Dataset items:
— start —

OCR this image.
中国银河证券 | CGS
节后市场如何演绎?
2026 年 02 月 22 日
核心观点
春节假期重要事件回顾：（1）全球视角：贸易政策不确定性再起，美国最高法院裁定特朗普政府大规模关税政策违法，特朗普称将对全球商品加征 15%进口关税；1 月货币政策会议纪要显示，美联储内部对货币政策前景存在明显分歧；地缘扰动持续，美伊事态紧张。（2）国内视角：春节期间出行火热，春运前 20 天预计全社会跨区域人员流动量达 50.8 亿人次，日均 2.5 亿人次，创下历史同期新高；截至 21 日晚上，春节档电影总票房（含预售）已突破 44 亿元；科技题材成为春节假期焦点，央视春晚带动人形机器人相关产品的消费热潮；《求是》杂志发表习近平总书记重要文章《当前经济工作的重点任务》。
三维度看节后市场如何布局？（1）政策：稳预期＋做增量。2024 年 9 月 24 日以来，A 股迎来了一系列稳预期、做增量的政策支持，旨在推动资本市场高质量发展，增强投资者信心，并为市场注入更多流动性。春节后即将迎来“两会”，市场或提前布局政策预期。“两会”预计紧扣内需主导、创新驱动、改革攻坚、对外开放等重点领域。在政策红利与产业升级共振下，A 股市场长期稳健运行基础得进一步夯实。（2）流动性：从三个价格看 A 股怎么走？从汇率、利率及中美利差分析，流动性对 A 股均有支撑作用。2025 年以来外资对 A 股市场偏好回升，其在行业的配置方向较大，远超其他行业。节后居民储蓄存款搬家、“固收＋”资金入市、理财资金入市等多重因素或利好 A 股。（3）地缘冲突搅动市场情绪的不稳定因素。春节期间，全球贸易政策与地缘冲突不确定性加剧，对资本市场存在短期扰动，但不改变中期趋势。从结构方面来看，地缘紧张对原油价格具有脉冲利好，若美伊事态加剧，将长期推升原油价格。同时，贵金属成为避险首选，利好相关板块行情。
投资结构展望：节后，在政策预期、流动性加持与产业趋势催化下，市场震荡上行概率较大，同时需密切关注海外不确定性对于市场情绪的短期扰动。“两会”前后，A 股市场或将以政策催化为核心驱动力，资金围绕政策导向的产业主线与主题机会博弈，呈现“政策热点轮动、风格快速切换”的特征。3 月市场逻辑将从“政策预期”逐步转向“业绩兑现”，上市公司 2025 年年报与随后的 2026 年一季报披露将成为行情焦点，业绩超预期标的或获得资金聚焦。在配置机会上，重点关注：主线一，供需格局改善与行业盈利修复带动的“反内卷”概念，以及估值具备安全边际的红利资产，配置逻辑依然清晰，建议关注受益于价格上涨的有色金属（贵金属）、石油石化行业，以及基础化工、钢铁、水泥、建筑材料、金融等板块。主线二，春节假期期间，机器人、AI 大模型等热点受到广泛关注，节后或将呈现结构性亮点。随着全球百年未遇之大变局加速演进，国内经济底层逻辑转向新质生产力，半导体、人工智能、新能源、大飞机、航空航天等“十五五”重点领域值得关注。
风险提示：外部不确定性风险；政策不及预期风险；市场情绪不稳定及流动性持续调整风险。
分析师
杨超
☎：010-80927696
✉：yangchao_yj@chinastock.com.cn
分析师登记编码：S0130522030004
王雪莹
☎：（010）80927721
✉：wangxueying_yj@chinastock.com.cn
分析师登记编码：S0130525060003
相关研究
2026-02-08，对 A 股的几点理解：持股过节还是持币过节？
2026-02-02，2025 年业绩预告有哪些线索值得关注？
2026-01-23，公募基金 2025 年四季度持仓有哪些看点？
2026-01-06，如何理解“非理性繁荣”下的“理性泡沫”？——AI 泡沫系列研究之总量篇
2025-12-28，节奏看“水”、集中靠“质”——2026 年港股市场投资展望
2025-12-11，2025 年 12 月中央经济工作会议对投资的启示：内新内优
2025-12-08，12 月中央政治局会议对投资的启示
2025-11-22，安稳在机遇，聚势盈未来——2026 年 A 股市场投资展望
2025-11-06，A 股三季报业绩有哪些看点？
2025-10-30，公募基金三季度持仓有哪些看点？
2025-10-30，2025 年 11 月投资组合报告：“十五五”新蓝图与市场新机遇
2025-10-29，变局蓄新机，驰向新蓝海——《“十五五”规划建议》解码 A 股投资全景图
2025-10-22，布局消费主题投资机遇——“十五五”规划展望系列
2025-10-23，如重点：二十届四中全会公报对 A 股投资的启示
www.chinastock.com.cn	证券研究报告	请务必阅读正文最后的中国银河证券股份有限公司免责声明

— end —

EXERCISE DIRECTIONS: Give the material above again, word for word.

RESULT OF THE TASK:
OCR this image.
中国银河证券 | CGS
节后市场如何演绎?
2026 年 02 月 22 日
核心观点
春节假期重要事件回顾：（1）全球视角：贸易政策不确定性再起，美国最高法院裁定特朗普政府大规模关税政策违法，特朗普称将对全球商品加征 15%进口关税；1 月货币政策会议纪要显示，美联储内部对货币政策前景存在明显分歧；地缘扰动持续，美伊事态紧张。（2）国内视角：春节期间出行火热，春运前 20 天预计全社会跨区域人员流动量达 50.8 亿人次，日均 2.5 亿人次，创下历史同期新高；截至 21 日晚上，春节档电影总票房（含预售）已突破 44 亿元；科技题材成为春节假期焦点，央视春晚带动人形机器人相关产品的消费热潮；《求是》杂志发表习近平总书记重要文章《当前经济工作的重点任务》。
三维度看节后市场如何布局？（1）政策：稳预期＋做增量。2024 年 9 月 24 日以来，A 股迎来了一系列稳预期、做增量的政策支持，旨在推动资本市场高质量发展，增强投资者信心，并为市场注入更多流动性。春节后即将迎来“两会”，市场或提前布局政策预期。“两会”预计紧扣内需主导、创新驱动、改革攻坚、对外开放等重点领域。在政策红利与产业升级共振下，A 股市场长期稳健运行基础得进一步夯实。（2）流动性：从三个价格看 A 股怎么走？从汇率、利率及中美利差分析，流动性对 A 股均有支撑作用。2025 年以来外资对 A 股市场偏好回升，其在行业的配置方向较大，远超其他行业。节后居民储蓄存款搬家、“固收＋”资金入市、理财资金入市等多重因素或利好 A 股。（3）地缘冲突搅动市场情绪的不稳定因素。春节期间，全球贸易政策与地缘冲突不确定性加剧，对资本市场存在短期扰动，但不改变中期趋势。从结构方面来看，地缘紧张对原油价格具有脉冲利好，若美伊事态加剧，将长期推升原油价格。同时，贵金属成为避险首选，利好相关板块行情。
投资结构展望：节后，在政策预期、流动性加持与产业趋势催化下，市场震荡上行概率较大，同时需密切关注海外不确定性对于市场情绪的短期扰动。“两会”前后，A 股市场或将以政策催化为核心驱动力，资金围绕政策导向的产业主线与主题机会博弈，呈现“政策热点轮动、风格快速切换”的特征。3 月市场逻辑将从“政策预期”逐步转向“业绩兑现”，上市公司 2025 年年报与随后的 2026 年一季报披露将成为行情焦点，业绩超预期标的或获得资金聚焦。在配置机会上，重点关注：主线一，供需格局改善与行业盈利修复带动的“反内卷”概念，以及估值具备安全边际的红利资产，配置逻辑依然清晰，建议关注受益于价格上涨的有色金属（贵金属）、石油石化行业，以及基础化工、钢铁、水泥、建筑材料、金融等板块。主线二，春节假期期间，机器人、AI 大模型等热点受到广泛关注，节后或将呈现结构性亮点。随着全球百年未遇之大变局加速演进，国内经济底层逻辑转向新质生产力，半导体、人工智能、新能源、大飞机、航空航天等“十五五”重点领域值得关注。
风险提示：外部不确定性风险；政策不及预期风险；市场情绪不稳定及流动性持续调整风险。
分析师
杨超
☎：010-80927696
✉：yangchao_yj@chinastock.com.cn
分析师登记编码：S0130522030004
王雪莹
☎：（010）80927721
✉：wangxueying_yj@chinastock.com.cn
分析师登记编码：S0130525060003
相关研究
2026-02-08，对 A 股的几点理解：持股过节还是持币过节？
2026-02-02，2025 年业绩预告有哪些线索值得关注？
2026-01-23，公募基金 2025 年四季度持仓有哪些看点？
2026-01-06，如何理解“非理性繁荣”下的“理性泡沫”？——AI 泡沫系列研究之总量篇
2025-12-28，节奏看“水”、集中靠“质”——2026 年港股市场投资展望
2025-12-11，2025 年 12 月中央经济工作会议对投资的启示：内新内优
2025-12-08，12 月中央政治局会议对投资的启示
2025-11-22，安稳在机遇，聚势盈未来——2026 年 A 股市场投资展望
2025-11-06，A 股三季报业绩有哪些看点？
2025-10-30，公募基金三季度持仓有哪些看点？
2025-10-30，2025 年 11 月投资组合报告：“十五五”新蓝图与市场新机遇
2025-10-29，变局蓄新机，驰向新蓝海——《“十五五”规划建议》解码 A 股投资全景图
2025-10-22，布局消费主题投资机遇——“十五五”规划展望系列
2025-10-23，如重点：二十届四中全会公报对 A 股投资的启示
www.chinastock.com.cn	证券研究报告	请务必阅读正文最后的中国银河证券股份有限公司免责声明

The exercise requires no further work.